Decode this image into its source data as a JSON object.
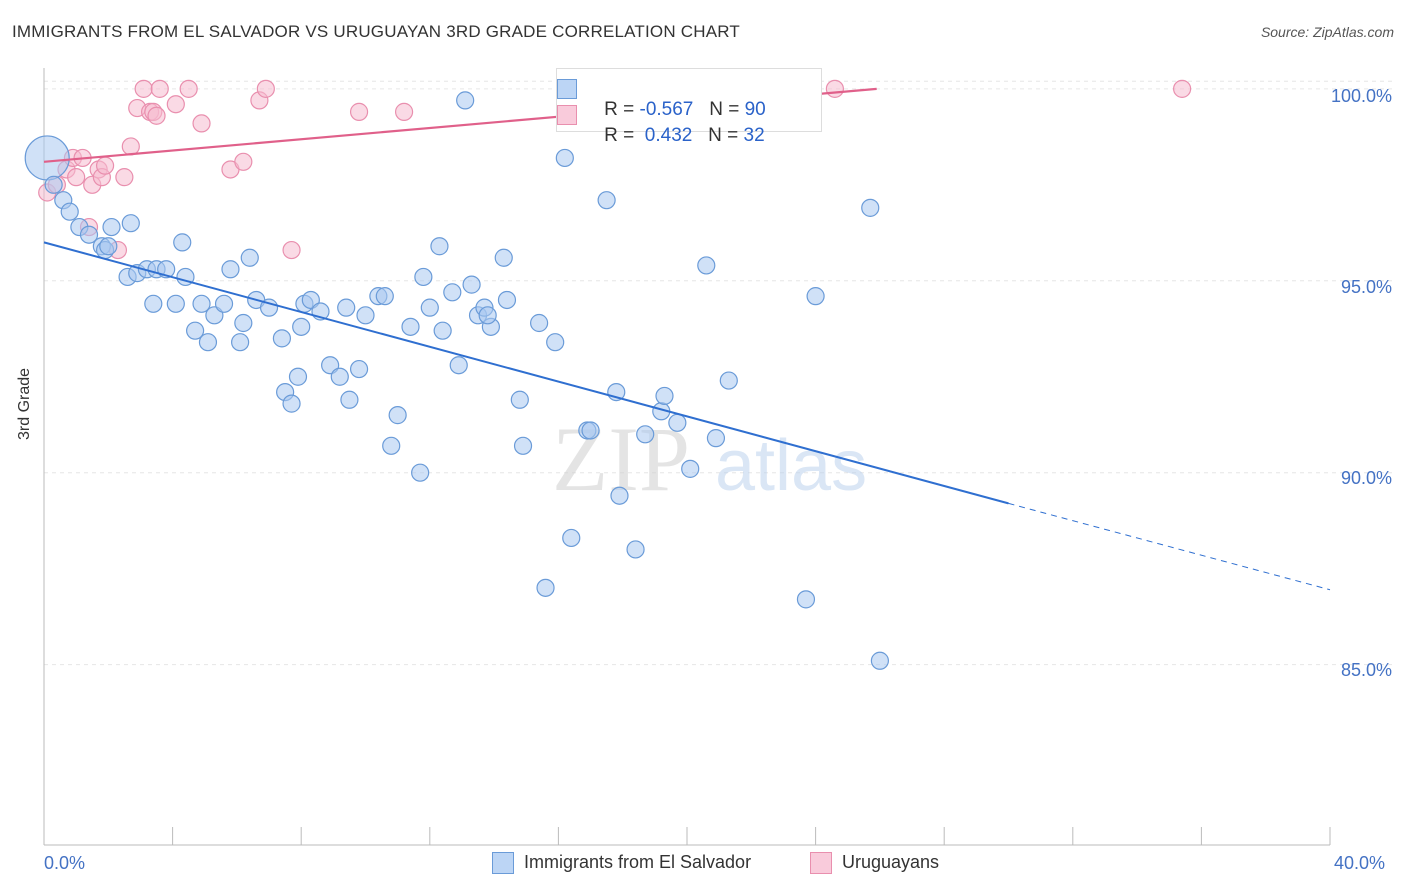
{
  "header": {
    "title": "IMMIGRANTS FROM EL SALVADOR VS URUGUAYAN 3RD GRADE CORRELATION CHART",
    "source": "Source: ZipAtlas.com"
  },
  "legend_top": {
    "rows": [
      {
        "r_label": "R = ",
        "r_value": "-0.567",
        "n_label": "N = ",
        "n_value": "90"
      },
      {
        "r_label": "R = ",
        "r_value": "0.432",
        "n_label": "N = ",
        "n_value": "32"
      }
    ]
  },
  "watermark": {
    "zip": "ZIP",
    "atlas": "atlas"
  },
  "colors": {
    "blue_fill": "#aac8f0",
    "blue_stroke": "#6a9bd8",
    "blue_line": "#2f6fd0",
    "pink_fill": "#f6bcd0",
    "pink_stroke": "#e98fae",
    "pink_line": "#e0608a",
    "tick_text": "#4472c4",
    "grid": "#e6e6e6"
  },
  "chart_data": {
    "type": "scatter",
    "title": "IMMIGRANTS FROM EL SALVADOR VS URUGUAYAN 3RD GRADE CORRELATION CHART",
    "xlabel": "",
    "ylabel": "3rd Grade",
    "xlim": [
      0,
      40
    ],
    "ylim": [
      80.3,
      100.7
    ],
    "x_tick_labels": [
      "0.0%",
      "40.0%"
    ],
    "y_ticks": [
      85,
      90,
      95,
      100
    ],
    "y_tick_labels": [
      "85.0%",
      "90.0%",
      "95.0%",
      "100.0%"
    ],
    "grid": true,
    "legend_position": "bottom",
    "series": [
      {
        "name": "Immigrants from El Salvador",
        "color": "#aac8f0",
        "points": [
          [
            0.1,
            98.2
          ],
          [
            0.3,
            97.5
          ],
          [
            0.6,
            97.1
          ],
          [
            0.8,
            96.8
          ],
          [
            1.1,
            96.4
          ],
          [
            1.4,
            96.2
          ],
          [
            1.8,
            95.9
          ],
          [
            1.9,
            95.8
          ],
          [
            2.1,
            96.4
          ],
          [
            2.7,
            96.5
          ],
          [
            2.6,
            95.1
          ],
          [
            2.9,
            95.2
          ],
          [
            3.2,
            95.3
          ],
          [
            3.4,
            94.4
          ],
          [
            3.5,
            95.3
          ],
          [
            3.8,
            95.3
          ],
          [
            4.1,
            94.4
          ],
          [
            4.3,
            96.0
          ],
          [
            4.4,
            95.1
          ],
          [
            4.7,
            93.7
          ],
          [
            4.9,
            94.4
          ],
          [
            5.1,
            93.4
          ],
          [
            5.3,
            94.1
          ],
          [
            5.6,
            94.4
          ],
          [
            5.8,
            95.3
          ],
          [
            6.1,
            93.4
          ],
          [
            6.2,
            93.9
          ],
          [
            6.4,
            95.6
          ],
          [
            6.6,
            94.5
          ],
          [
            7.0,
            94.3
          ],
          [
            7.4,
            93.5
          ],
          [
            7.5,
            92.1
          ],
          [
            7.7,
            91.8
          ],
          [
            7.9,
            92.5
          ],
          [
            8.0,
            93.8
          ],
          [
            8.1,
            94.4
          ],
          [
            8.3,
            94.5
          ],
          [
            8.6,
            94.2
          ],
          [
            8.9,
            92.8
          ],
          [
            9.2,
            92.5
          ],
          [
            9.4,
            94.3
          ],
          [
            9.5,
            91.9
          ],
          [
            9.8,
            92.7
          ],
          [
            10.0,
            94.1
          ],
          [
            10.4,
            94.6
          ],
          [
            10.6,
            94.6
          ],
          [
            10.8,
            90.7
          ],
          [
            11.0,
            91.5
          ],
          [
            11.4,
            93.8
          ],
          [
            11.7,
            90.0
          ],
          [
            11.8,
            95.1
          ],
          [
            12.0,
            94.3
          ],
          [
            12.3,
            95.9
          ],
          [
            12.4,
            93.7
          ],
          [
            12.7,
            94.7
          ],
          [
            12.9,
            92.8
          ],
          [
            13.1,
            99.7
          ],
          [
            13.3,
            94.9
          ],
          [
            13.5,
            94.1
          ],
          [
            13.7,
            94.3
          ],
          [
            13.9,
            93.8
          ],
          [
            14.3,
            95.6
          ],
          [
            14.4,
            94.5
          ],
          [
            14.8,
            91.9
          ],
          [
            14.9,
            90.7
          ],
          [
            15.4,
            93.9
          ],
          [
            15.6,
            87.0
          ],
          [
            15.9,
            93.4
          ],
          [
            16.2,
            98.2
          ],
          [
            16.4,
            88.3
          ],
          [
            16.9,
            91.1
          ],
          [
            17.0,
            91.1
          ],
          [
            17.5,
            97.1
          ],
          [
            17.8,
            92.1
          ],
          [
            17.9,
            89.4
          ],
          [
            18.4,
            88.0
          ],
          [
            18.7,
            91.0
          ],
          [
            19.2,
            91.6
          ],
          [
            19.3,
            92.0
          ],
          [
            19.7,
            91.3
          ],
          [
            20.1,
            90.1
          ],
          [
            20.6,
            95.4
          ],
          [
            20.9,
            90.9
          ],
          [
            21.3,
            92.4
          ],
          [
            23.7,
            86.7
          ],
          [
            24.0,
            94.6
          ],
          [
            25.7,
            96.9
          ],
          [
            26.0,
            85.1
          ],
          [
            13.8,
            94.1
          ],
          [
            2.0,
            95.9
          ]
        ],
        "trend": {
          "x": [
            0.0,
            30.0
          ],
          "y": [
            96.0,
            89.2
          ]
        },
        "trend_extension": {
          "x": [
            30.0,
            40.0
          ],
          "y": [
            89.2,
            86.95
          ]
        }
      },
      {
        "name": "Uruguayans",
        "color": "#f6bcd0",
        "points": [
          [
            0.1,
            97.3
          ],
          [
            0.4,
            97.5
          ],
          [
            0.7,
            97.9
          ],
          [
            0.9,
            98.2
          ],
          [
            1.0,
            97.7
          ],
          [
            1.2,
            98.2
          ],
          [
            1.4,
            96.4
          ],
          [
            1.5,
            97.5
          ],
          [
            1.7,
            97.9
          ],
          [
            1.8,
            97.7
          ],
          [
            1.9,
            98.0
          ],
          [
            2.3,
            95.8
          ],
          [
            2.5,
            97.7
          ],
          [
            2.7,
            98.5
          ],
          [
            2.9,
            99.5
          ],
          [
            3.1,
            100.0
          ],
          [
            3.3,
            99.4
          ],
          [
            3.4,
            99.4
          ],
          [
            3.6,
            100.0
          ],
          [
            4.1,
            99.6
          ],
          [
            4.5,
            100.0
          ],
          [
            4.9,
            99.1
          ],
          [
            5.8,
            97.9
          ],
          [
            6.2,
            98.1
          ],
          [
            6.7,
            99.7
          ],
          [
            6.9,
            100.0
          ],
          [
            7.7,
            95.8
          ],
          [
            9.8,
            99.4
          ],
          [
            11.2,
            99.4
          ],
          [
            24.6,
            100.0
          ],
          [
            35.4,
            100.0
          ],
          [
            3.5,
            99.3
          ]
        ],
        "trend": {
          "x": [
            0.0,
            25.9
          ],
          "y": [
            98.1,
            100.0
          ]
        }
      }
    ]
  }
}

*Set problem:* Transcribe the whole listing exactly. Pictures are excluded.

*Task result:*
Decode this image into its source data as a JSON object.
{
  "header": {
    "title": "IMMIGRANTS FROM EL SALVADOR VS URUGUAYAN 3RD GRADE CORRELATION CHART",
    "source": "Source: ZipAtlas.com"
  },
  "legend_top": {
    "rows": [
      {
        "r_label": "R = ",
        "r_value": "-0.567",
        "n_label": "N = ",
        "n_value": "90"
      },
      {
        "r_label": "R = ",
        "r_value": "0.432",
        "n_label": "N = ",
        "n_value": "32"
      }
    ]
  },
  "watermark": {
    "zip": "ZIP",
    "atlas": "atlas"
  },
  "colors": {
    "blue_fill": "#aac8f0",
    "blue_stroke": "#6a9bd8",
    "blue_line": "#2f6fd0",
    "pink_fill": "#f6bcd0",
    "pink_stroke": "#e98fae",
    "pink_line": "#e0608a",
    "tick_text": "#4472c4",
    "grid": "#e6e6e6"
  },
  "chart_data": {
    "type": "scatter",
    "title": "IMMIGRANTS FROM EL SALVADOR VS URUGUAYAN 3RD GRADE CORRELATION CHART",
    "xlabel": "",
    "ylabel": "3rd Grade",
    "xlim": [
      0,
      40
    ],
    "ylim": [
      80.3,
      100.7
    ],
    "x_tick_labels": [
      "0.0%",
      "40.0%"
    ],
    "y_ticks": [
      85,
      90,
      95,
      100
    ],
    "y_tick_labels": [
      "85.0%",
      "90.0%",
      "95.0%",
      "100.0%"
    ],
    "grid": true,
    "legend_position": "bottom",
    "series": [
      {
        "name": "Immigrants from El Salvador",
        "color": "#aac8f0",
        "points": [
          [
            0.1,
            98.2
          ],
          [
            0.3,
            97.5
          ],
          [
            0.6,
            97.1
          ],
          [
            0.8,
            96.8
          ],
          [
            1.1,
            96.4
          ],
          [
            1.4,
            96.2
          ],
          [
            1.8,
            95.9
          ],
          [
            1.9,
            95.8
          ],
          [
            2.1,
            96.4
          ],
          [
            2.7,
            96.5
          ],
          [
            2.6,
            95.1
          ],
          [
            2.9,
            95.2
          ],
          [
            3.2,
            95.3
          ],
          [
            3.4,
            94.4
          ],
          [
            3.5,
            95.3
          ],
          [
            3.8,
            95.3
          ],
          [
            4.1,
            94.4
          ],
          [
            4.3,
            96.0
          ],
          [
            4.4,
            95.1
          ],
          [
            4.7,
            93.7
          ],
          [
            4.9,
            94.4
          ],
          [
            5.1,
            93.4
          ],
          [
            5.3,
            94.1
          ],
          [
            5.6,
            94.4
          ],
          [
            5.8,
            95.3
          ],
          [
            6.1,
            93.4
          ],
          [
            6.2,
            93.9
          ],
          [
            6.4,
            95.6
          ],
          [
            6.6,
            94.5
          ],
          [
            7.0,
            94.3
          ],
          [
            7.4,
            93.5
          ],
          [
            7.5,
            92.1
          ],
          [
            7.7,
            91.8
          ],
          [
            7.9,
            92.5
          ],
          [
            8.0,
            93.8
          ],
          [
            8.1,
            94.4
          ],
          [
            8.3,
            94.5
          ],
          [
            8.6,
            94.2
          ],
          [
            8.9,
            92.8
          ],
          [
            9.2,
            92.5
          ],
          [
            9.4,
            94.3
          ],
          [
            9.5,
            91.9
          ],
          [
            9.8,
            92.7
          ],
          [
            10.0,
            94.1
          ],
          [
            10.4,
            94.6
          ],
          [
            10.6,
            94.6
          ],
          [
            10.8,
            90.7
          ],
          [
            11.0,
            91.5
          ],
          [
            11.4,
            93.8
          ],
          [
            11.7,
            90.0
          ],
          [
            11.8,
            95.1
          ],
          [
            12.0,
            94.3
          ],
          [
            12.3,
            95.9
          ],
          [
            12.4,
            93.7
          ],
          [
            12.7,
            94.7
          ],
          [
            12.9,
            92.8
          ],
          [
            13.1,
            99.7
          ],
          [
            13.3,
            94.9
          ],
          [
            13.5,
            94.1
          ],
          [
            13.7,
            94.3
          ],
          [
            13.9,
            93.8
          ],
          [
            14.3,
            95.6
          ],
          [
            14.4,
            94.5
          ],
          [
            14.8,
            91.9
          ],
          [
            14.9,
            90.7
          ],
          [
            15.4,
            93.9
          ],
          [
            15.6,
            87.0
          ],
          [
            15.9,
            93.4
          ],
          [
            16.2,
            98.2
          ],
          [
            16.4,
            88.3
          ],
          [
            16.9,
            91.1
          ],
          [
            17.0,
            91.1
          ],
          [
            17.5,
            97.1
          ],
          [
            17.8,
            92.1
          ],
          [
            17.9,
            89.4
          ],
          [
            18.4,
            88.0
          ],
          [
            18.7,
            91.0
          ],
          [
            19.2,
            91.6
          ],
          [
            19.3,
            92.0
          ],
          [
            19.7,
            91.3
          ],
          [
            20.1,
            90.1
          ],
          [
            20.6,
            95.4
          ],
          [
            20.9,
            90.9
          ],
          [
            21.3,
            92.4
          ],
          [
            23.7,
            86.7
          ],
          [
            24.0,
            94.6
          ],
          [
            25.7,
            96.9
          ],
          [
            26.0,
            85.1
          ],
          [
            13.8,
            94.1
          ],
          [
            2.0,
            95.9
          ]
        ],
        "trend": {
          "x": [
            0.0,
            30.0
          ],
          "y": [
            96.0,
            89.2
          ]
        },
        "trend_extension": {
          "x": [
            30.0,
            40.0
          ],
          "y": [
            89.2,
            86.95
          ]
        }
      },
      {
        "name": "Uruguayans",
        "color": "#f6bcd0",
        "points": [
          [
            0.1,
            97.3
          ],
          [
            0.4,
            97.5
          ],
          [
            0.7,
            97.9
          ],
          [
            0.9,
            98.2
          ],
          [
            1.0,
            97.7
          ],
          [
            1.2,
            98.2
          ],
          [
            1.4,
            96.4
          ],
          [
            1.5,
            97.5
          ],
          [
            1.7,
            97.9
          ],
          [
            1.8,
            97.7
          ],
          [
            1.9,
            98.0
          ],
          [
            2.3,
            95.8
          ],
          [
            2.5,
            97.7
          ],
          [
            2.7,
            98.5
          ],
          [
            2.9,
            99.5
          ],
          [
            3.1,
            100.0
          ],
          [
            3.3,
            99.4
          ],
          [
            3.4,
            99.4
          ],
          [
            3.6,
            100.0
          ],
          [
            4.1,
            99.6
          ],
          [
            4.5,
            100.0
          ],
          [
            4.9,
            99.1
          ],
          [
            5.8,
            97.9
          ],
          [
            6.2,
            98.1
          ],
          [
            6.7,
            99.7
          ],
          [
            6.9,
            100.0
          ],
          [
            7.7,
            95.8
          ],
          [
            9.8,
            99.4
          ],
          [
            11.2,
            99.4
          ],
          [
            24.6,
            100.0
          ],
          [
            35.4,
            100.0
          ],
          [
            3.5,
            99.3
          ]
        ],
        "trend": {
          "x": [
            0.0,
            25.9
          ],
          "y": [
            98.1,
            100.0
          ]
        }
      }
    ]
  }
}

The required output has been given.